● WORK REQUIRED
A single number is the answer here: how many lines of the entries contain "screenshot"?

================

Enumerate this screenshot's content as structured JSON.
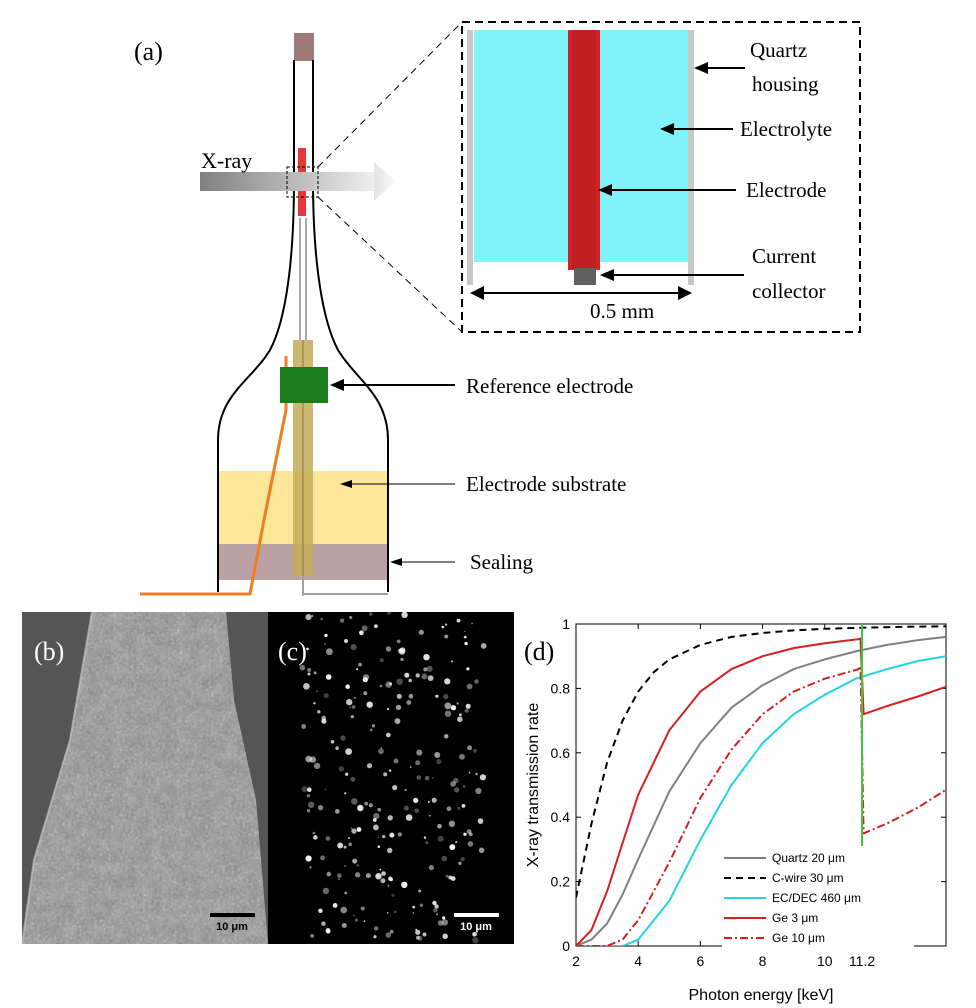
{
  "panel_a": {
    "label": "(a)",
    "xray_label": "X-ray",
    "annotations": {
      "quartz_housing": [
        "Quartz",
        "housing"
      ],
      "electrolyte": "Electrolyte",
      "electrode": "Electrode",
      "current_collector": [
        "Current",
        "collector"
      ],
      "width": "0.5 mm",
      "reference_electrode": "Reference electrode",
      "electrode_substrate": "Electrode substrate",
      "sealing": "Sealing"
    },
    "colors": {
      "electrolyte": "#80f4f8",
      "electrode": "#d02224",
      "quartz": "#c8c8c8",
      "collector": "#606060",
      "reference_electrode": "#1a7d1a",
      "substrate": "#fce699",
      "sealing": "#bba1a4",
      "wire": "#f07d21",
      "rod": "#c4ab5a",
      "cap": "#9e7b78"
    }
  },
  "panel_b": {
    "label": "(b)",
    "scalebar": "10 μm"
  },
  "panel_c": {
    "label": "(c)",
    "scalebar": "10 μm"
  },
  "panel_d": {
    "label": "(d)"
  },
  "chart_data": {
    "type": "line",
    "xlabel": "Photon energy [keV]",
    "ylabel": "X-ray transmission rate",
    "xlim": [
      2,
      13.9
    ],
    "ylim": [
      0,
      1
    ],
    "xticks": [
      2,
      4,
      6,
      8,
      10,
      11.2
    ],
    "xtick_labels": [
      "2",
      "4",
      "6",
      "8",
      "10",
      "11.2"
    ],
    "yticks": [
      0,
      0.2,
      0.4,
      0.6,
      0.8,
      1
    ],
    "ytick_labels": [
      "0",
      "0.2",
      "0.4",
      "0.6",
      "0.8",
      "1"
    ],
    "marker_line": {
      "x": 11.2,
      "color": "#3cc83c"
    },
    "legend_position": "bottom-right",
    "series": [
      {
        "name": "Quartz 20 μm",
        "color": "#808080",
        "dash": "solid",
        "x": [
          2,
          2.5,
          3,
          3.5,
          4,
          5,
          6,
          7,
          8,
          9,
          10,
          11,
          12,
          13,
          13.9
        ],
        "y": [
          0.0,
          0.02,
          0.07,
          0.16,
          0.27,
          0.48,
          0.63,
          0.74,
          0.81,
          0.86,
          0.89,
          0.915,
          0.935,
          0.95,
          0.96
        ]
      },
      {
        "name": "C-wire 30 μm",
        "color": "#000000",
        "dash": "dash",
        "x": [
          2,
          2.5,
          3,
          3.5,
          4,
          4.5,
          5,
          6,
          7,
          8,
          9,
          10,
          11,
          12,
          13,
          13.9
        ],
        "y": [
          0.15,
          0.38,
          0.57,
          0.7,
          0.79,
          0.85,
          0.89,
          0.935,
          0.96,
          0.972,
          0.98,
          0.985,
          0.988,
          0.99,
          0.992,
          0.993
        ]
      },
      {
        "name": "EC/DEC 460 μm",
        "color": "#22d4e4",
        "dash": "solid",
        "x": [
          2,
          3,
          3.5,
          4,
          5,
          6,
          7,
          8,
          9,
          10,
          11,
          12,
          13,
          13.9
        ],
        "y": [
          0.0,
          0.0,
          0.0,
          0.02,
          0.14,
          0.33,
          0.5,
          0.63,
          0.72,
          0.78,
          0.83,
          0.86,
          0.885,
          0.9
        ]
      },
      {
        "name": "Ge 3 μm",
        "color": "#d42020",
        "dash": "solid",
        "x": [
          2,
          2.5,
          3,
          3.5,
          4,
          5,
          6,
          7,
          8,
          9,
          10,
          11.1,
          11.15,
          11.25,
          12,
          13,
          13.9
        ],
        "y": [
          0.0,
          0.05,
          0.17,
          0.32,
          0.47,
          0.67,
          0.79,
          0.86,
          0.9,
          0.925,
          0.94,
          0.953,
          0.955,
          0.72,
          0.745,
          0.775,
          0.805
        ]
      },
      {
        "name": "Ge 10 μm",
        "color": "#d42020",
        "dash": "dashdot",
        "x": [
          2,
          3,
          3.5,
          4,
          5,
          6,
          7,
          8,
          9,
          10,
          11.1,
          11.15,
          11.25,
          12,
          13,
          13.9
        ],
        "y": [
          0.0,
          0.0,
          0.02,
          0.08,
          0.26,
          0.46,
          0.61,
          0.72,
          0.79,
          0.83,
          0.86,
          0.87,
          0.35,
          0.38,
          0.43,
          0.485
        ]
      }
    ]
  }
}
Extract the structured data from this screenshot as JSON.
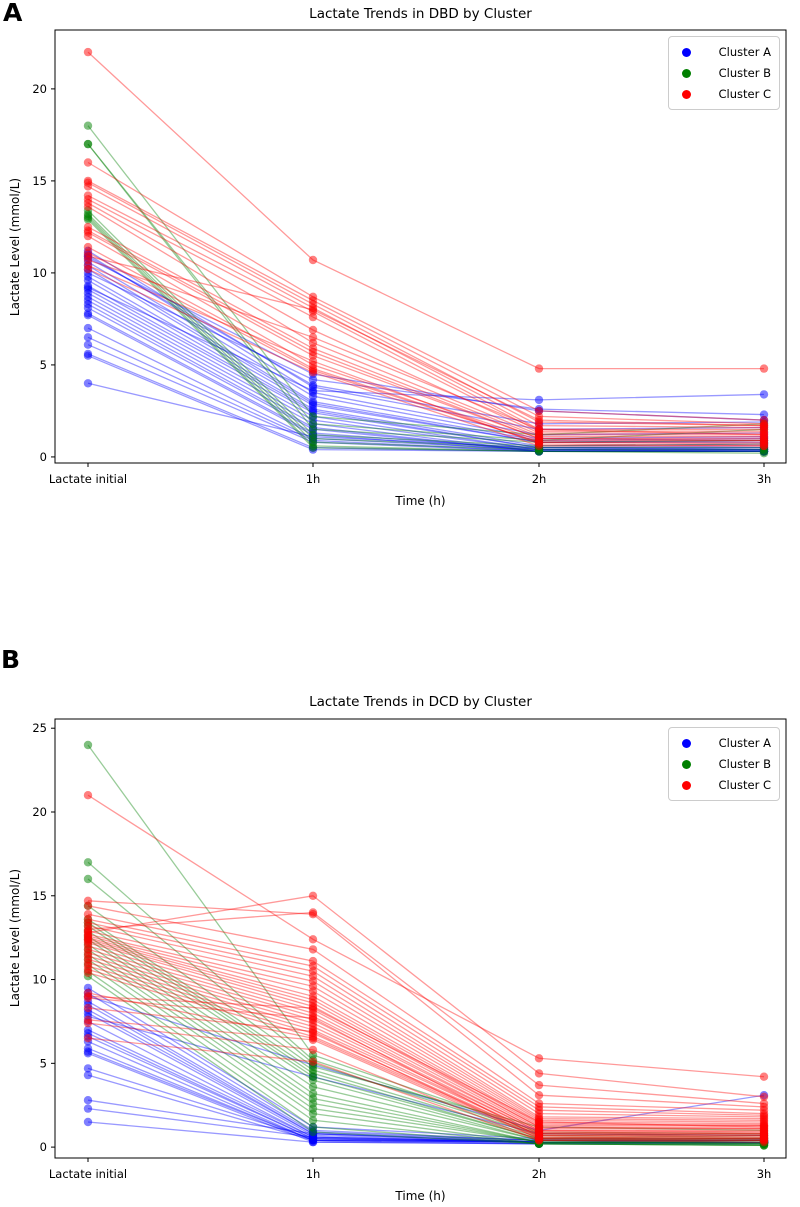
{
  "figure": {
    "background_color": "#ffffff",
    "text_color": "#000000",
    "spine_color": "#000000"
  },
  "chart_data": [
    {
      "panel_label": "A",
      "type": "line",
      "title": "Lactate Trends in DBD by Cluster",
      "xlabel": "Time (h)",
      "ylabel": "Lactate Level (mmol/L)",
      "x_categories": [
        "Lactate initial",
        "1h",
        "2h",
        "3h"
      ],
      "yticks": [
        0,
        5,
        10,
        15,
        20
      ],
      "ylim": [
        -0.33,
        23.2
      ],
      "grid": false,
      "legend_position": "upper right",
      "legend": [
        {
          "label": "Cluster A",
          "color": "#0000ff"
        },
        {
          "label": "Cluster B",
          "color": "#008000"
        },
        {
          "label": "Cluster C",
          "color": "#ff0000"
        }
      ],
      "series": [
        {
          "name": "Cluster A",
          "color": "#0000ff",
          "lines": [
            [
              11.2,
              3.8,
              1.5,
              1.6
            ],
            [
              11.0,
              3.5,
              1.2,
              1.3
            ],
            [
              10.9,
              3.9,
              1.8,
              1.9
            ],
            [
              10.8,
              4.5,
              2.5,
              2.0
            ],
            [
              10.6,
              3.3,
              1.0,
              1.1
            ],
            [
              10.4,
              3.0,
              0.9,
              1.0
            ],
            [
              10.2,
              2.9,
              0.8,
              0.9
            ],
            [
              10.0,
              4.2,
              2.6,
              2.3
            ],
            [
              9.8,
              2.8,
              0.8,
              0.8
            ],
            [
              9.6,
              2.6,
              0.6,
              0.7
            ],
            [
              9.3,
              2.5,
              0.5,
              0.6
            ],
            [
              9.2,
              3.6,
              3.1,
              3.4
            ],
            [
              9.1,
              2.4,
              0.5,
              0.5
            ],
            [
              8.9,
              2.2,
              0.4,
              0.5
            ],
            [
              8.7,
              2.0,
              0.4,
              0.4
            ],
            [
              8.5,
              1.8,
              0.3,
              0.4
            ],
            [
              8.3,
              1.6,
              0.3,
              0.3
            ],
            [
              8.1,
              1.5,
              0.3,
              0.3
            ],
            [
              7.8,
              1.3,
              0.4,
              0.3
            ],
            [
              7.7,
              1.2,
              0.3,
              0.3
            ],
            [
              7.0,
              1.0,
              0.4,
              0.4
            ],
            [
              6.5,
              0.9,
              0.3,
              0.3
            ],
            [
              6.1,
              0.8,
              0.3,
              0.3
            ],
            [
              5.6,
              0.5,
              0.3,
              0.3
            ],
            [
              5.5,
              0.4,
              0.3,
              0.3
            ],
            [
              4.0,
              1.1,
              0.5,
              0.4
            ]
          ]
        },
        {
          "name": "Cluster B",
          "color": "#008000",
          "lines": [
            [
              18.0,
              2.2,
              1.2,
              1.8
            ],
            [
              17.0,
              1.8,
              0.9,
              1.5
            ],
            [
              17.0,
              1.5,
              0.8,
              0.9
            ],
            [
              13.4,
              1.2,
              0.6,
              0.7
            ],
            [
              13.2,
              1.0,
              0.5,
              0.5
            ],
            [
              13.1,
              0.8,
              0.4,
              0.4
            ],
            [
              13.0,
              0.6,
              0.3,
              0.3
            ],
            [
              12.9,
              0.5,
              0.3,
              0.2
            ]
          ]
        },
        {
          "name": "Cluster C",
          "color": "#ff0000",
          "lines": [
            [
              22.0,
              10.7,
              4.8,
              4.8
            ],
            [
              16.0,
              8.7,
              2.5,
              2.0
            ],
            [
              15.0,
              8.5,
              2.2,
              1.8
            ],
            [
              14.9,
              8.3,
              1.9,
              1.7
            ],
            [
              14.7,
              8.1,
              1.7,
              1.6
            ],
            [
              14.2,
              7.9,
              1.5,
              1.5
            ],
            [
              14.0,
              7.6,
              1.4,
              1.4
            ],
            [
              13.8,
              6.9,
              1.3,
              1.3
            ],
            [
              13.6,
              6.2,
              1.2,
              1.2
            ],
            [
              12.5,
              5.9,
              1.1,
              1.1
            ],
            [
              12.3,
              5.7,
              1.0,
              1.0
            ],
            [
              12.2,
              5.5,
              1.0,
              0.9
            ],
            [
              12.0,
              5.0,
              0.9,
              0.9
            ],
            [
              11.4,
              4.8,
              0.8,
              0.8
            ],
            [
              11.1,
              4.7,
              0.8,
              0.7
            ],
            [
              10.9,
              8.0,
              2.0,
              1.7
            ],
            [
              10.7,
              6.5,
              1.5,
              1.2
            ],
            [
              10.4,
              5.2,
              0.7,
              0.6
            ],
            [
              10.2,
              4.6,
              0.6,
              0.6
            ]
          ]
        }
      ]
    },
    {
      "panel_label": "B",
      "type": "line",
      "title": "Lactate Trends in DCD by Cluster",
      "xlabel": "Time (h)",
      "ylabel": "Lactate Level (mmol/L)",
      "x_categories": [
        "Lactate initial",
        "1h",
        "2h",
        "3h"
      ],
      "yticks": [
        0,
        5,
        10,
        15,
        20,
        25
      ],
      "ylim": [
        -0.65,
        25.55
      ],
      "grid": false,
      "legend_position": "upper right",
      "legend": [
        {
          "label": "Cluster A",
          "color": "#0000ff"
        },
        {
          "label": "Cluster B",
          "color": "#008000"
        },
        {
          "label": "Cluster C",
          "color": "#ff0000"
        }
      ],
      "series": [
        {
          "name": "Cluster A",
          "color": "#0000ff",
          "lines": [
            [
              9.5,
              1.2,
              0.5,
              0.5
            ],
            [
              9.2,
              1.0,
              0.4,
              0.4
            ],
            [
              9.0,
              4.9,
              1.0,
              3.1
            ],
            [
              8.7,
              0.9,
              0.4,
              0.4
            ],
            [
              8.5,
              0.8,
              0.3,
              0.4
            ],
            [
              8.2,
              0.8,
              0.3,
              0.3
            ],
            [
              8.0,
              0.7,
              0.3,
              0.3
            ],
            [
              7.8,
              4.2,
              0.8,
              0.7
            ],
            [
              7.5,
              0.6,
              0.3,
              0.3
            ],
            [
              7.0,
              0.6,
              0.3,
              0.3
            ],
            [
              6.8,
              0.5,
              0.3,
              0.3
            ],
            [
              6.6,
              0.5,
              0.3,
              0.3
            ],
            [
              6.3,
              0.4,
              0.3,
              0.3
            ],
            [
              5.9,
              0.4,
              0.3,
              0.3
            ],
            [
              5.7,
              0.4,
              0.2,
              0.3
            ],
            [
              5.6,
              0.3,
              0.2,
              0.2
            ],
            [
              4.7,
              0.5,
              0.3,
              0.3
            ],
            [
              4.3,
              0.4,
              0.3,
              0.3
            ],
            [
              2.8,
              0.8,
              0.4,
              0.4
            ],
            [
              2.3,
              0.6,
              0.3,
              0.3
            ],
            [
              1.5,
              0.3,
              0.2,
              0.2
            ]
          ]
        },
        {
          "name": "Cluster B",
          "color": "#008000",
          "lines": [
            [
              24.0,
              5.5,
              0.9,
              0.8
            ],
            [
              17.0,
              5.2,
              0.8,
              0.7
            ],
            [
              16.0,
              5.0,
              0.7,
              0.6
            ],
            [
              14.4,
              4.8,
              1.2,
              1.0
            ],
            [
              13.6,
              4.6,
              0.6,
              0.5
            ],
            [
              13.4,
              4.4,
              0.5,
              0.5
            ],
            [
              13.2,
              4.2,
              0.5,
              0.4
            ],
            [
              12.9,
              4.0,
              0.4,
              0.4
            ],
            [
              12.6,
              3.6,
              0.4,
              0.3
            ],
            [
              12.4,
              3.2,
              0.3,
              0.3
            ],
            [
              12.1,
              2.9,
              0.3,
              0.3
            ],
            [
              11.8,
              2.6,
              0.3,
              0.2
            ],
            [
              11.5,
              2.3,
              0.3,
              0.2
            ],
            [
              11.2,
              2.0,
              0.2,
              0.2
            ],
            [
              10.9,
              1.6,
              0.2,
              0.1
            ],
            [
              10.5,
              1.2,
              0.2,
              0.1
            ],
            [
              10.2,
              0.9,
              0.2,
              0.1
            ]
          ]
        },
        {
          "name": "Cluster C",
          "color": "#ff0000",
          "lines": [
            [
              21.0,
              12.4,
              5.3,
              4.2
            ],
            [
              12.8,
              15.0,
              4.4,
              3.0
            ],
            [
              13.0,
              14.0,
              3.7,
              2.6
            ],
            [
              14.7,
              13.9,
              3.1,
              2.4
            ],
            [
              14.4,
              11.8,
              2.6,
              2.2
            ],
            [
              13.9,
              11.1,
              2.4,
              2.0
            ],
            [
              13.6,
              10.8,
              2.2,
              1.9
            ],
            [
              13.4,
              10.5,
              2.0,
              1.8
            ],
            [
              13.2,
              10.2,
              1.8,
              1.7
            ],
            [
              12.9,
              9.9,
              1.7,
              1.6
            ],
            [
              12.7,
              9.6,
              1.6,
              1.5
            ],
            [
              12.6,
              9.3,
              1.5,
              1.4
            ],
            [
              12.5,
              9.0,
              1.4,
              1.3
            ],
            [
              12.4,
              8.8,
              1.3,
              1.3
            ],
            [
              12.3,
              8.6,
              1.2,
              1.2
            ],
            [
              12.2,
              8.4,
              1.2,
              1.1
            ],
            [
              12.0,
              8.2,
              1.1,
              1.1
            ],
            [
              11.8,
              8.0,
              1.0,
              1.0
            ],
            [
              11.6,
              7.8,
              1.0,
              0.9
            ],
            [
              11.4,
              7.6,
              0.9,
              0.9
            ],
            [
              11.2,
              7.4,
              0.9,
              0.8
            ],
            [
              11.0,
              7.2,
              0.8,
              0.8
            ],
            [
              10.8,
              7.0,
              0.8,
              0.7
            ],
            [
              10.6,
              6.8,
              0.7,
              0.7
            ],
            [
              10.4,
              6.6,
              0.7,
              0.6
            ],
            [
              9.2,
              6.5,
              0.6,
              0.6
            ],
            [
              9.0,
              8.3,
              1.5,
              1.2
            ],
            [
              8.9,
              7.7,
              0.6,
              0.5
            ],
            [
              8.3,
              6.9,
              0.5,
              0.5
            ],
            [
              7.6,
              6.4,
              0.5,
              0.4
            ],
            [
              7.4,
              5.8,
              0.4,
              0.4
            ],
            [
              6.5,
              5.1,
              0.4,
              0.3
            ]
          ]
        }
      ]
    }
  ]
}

================

● ANSWER BELOW
2